## Problem to work on
Go through the listing and return every line with "mention" in it.

(Stored dataset items)
----

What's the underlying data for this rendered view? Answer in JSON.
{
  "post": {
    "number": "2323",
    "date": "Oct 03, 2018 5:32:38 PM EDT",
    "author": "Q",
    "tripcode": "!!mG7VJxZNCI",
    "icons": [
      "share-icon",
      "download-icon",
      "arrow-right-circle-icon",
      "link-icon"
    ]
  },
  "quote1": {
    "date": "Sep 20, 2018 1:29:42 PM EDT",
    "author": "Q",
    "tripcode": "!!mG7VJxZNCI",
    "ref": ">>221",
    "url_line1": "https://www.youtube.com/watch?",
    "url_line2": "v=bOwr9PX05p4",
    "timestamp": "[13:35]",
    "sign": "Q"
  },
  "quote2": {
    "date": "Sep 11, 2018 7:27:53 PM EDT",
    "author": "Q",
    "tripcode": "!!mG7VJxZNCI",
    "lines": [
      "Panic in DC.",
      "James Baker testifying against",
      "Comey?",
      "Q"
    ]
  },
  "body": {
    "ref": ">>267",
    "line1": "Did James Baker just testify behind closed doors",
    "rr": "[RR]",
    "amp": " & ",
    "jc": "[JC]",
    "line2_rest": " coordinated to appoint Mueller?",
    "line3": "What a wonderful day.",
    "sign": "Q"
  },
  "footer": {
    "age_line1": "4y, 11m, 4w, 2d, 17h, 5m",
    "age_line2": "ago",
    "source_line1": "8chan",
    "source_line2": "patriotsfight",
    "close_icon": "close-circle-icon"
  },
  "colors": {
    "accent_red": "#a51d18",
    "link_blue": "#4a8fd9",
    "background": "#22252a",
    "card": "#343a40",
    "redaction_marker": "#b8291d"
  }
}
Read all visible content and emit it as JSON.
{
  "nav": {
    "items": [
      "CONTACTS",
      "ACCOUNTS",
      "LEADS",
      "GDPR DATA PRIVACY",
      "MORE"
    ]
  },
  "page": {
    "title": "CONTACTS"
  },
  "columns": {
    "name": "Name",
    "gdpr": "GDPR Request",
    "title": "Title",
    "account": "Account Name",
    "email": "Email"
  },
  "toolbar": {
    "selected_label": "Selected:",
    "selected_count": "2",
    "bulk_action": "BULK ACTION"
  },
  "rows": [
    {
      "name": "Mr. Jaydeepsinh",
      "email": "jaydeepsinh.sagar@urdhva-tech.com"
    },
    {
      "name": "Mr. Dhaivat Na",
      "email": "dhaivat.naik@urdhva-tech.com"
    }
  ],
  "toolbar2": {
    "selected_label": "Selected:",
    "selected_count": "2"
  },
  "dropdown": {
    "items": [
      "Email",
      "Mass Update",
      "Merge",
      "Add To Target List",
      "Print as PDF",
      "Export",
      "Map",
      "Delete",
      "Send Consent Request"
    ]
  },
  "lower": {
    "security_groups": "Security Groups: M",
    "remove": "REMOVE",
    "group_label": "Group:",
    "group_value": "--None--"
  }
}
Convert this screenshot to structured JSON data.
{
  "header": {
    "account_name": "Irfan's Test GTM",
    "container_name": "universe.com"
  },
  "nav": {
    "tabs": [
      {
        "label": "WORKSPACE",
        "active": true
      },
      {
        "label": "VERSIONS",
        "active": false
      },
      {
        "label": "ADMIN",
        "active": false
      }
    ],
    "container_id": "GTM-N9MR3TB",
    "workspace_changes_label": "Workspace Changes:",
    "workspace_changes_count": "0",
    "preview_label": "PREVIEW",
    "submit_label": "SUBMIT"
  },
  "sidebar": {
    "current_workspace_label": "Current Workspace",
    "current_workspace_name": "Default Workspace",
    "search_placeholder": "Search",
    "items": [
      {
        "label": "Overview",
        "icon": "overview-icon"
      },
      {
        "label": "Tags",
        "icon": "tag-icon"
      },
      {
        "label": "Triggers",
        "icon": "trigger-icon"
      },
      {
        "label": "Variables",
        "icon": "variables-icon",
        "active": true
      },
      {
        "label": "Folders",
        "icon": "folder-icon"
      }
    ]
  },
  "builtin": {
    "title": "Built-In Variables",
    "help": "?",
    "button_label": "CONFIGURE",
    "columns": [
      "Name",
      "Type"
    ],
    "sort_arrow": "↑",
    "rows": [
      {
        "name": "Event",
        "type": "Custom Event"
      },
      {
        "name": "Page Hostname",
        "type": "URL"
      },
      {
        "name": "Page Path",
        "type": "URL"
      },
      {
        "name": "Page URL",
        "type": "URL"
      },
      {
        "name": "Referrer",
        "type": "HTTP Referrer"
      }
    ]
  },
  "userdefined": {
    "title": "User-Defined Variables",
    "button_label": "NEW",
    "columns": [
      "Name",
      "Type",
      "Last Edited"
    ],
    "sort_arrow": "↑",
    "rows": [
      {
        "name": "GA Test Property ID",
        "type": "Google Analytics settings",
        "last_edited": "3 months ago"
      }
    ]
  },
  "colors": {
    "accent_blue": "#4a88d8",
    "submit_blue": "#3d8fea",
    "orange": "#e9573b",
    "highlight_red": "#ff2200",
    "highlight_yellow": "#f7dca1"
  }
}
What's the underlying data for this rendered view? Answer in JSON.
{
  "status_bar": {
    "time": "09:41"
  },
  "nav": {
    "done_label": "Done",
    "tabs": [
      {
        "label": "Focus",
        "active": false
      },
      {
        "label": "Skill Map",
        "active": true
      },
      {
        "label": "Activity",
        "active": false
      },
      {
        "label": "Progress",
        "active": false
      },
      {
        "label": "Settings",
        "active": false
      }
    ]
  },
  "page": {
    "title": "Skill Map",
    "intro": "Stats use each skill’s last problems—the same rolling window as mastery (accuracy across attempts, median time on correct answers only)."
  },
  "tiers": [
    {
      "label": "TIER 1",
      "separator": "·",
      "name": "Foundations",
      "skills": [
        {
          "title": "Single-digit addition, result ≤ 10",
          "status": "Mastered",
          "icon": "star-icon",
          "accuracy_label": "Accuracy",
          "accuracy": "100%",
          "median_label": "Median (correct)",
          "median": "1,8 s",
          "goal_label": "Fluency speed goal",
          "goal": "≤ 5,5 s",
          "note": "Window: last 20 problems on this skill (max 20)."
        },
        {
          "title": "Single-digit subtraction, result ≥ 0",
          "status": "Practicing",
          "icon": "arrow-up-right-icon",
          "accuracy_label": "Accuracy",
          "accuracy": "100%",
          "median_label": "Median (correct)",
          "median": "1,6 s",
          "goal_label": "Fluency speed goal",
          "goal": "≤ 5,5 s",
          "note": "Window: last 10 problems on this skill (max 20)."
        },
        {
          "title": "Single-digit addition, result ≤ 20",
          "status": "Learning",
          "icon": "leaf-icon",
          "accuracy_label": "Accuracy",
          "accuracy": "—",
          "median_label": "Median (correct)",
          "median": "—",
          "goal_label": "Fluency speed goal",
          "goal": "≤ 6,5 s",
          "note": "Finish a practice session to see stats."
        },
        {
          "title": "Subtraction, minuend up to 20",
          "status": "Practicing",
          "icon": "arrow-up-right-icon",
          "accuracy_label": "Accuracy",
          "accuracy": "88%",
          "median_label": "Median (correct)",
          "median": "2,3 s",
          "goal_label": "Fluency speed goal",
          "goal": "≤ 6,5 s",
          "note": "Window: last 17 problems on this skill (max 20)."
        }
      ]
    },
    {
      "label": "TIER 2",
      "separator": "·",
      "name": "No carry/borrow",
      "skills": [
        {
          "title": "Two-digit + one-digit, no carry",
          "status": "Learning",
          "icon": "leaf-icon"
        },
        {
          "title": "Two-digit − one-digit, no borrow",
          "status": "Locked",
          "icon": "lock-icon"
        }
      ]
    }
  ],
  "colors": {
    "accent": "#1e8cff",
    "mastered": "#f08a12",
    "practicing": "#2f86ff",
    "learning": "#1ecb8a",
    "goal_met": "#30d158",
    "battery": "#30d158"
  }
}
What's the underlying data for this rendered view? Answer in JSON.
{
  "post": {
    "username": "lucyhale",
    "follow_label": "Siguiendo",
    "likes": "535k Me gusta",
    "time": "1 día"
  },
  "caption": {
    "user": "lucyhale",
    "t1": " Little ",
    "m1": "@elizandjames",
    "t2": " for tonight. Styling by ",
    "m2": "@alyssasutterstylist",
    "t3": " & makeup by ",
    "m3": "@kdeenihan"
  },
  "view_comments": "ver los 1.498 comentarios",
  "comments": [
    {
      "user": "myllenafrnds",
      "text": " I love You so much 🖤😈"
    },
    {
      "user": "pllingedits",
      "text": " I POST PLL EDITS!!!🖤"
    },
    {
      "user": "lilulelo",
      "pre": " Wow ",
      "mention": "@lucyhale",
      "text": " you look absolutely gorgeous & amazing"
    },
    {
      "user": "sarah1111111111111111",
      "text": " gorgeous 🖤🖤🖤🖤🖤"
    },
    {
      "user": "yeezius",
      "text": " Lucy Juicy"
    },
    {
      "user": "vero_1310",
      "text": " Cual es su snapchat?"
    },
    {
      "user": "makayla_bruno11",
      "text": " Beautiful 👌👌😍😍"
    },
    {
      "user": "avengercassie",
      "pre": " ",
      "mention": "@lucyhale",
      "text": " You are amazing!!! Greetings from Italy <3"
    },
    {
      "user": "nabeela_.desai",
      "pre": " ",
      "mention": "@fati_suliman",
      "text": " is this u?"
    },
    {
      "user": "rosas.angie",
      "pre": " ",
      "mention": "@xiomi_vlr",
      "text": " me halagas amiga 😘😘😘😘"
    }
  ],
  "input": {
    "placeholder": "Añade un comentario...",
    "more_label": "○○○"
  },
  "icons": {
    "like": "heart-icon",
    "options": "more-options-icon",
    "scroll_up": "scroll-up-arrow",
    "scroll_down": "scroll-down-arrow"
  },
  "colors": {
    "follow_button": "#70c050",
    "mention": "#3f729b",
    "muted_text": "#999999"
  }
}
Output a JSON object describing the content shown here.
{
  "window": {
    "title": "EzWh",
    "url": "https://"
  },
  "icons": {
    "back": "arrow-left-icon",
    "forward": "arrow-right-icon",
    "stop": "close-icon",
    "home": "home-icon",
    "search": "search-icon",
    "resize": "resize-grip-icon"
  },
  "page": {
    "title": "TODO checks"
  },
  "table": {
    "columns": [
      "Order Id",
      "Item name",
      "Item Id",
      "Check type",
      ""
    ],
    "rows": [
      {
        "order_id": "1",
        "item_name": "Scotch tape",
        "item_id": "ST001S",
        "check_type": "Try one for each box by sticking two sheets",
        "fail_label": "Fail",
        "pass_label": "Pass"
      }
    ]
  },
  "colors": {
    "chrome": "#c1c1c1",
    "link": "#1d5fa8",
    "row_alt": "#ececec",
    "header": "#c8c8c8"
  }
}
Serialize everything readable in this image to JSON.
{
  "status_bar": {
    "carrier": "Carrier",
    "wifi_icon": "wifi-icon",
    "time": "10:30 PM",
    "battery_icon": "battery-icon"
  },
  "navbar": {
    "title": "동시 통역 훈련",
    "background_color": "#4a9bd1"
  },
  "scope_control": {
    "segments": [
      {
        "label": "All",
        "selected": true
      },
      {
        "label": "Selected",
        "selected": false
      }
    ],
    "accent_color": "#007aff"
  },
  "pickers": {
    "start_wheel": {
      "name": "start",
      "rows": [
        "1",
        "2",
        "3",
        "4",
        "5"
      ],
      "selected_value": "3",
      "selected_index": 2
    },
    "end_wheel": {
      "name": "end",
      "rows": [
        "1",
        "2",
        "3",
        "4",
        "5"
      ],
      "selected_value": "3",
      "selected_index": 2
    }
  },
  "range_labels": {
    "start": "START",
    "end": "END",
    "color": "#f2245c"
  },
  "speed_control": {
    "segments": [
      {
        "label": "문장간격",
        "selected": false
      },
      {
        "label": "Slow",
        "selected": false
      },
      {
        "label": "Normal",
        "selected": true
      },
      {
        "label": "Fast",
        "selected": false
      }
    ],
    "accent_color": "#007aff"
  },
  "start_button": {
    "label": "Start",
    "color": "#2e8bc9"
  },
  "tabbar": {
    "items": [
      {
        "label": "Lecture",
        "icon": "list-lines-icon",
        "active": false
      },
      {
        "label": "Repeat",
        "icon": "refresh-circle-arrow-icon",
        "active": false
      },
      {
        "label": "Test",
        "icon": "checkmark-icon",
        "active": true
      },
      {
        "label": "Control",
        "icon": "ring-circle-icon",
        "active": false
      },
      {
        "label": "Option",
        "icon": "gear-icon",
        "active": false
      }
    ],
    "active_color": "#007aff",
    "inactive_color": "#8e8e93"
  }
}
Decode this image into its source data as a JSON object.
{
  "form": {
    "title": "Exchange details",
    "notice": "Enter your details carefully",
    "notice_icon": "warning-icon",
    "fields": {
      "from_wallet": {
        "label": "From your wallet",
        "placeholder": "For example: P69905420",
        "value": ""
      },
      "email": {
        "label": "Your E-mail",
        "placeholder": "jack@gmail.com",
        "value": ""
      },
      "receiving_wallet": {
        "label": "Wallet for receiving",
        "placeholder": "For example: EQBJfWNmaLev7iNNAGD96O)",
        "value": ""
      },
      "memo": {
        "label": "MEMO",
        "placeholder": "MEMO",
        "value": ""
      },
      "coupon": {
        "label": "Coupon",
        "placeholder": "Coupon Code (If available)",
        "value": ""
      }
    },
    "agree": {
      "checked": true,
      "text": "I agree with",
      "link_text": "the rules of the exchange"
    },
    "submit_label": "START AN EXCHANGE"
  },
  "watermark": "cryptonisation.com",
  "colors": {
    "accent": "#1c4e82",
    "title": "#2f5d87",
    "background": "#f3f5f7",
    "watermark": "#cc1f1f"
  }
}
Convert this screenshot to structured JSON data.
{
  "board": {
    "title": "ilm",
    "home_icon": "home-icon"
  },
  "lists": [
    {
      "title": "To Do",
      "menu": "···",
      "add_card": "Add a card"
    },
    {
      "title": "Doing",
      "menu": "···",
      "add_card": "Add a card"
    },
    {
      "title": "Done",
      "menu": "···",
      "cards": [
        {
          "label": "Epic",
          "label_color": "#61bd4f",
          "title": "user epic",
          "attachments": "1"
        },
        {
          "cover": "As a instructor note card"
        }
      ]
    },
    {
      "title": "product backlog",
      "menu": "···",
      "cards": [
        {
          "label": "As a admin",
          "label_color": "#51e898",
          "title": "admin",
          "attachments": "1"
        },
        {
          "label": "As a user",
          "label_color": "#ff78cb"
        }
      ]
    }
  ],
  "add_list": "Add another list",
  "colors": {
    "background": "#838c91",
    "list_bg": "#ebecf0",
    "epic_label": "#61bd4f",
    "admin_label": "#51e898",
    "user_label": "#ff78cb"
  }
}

----

## Worked answer
      "mention": "@lucyhale",
      "mention": "@lucyhale",
      "mention": "@fati_suliman",
      "mention": "@xiomi_vlr",
    "mention": "#3f729b",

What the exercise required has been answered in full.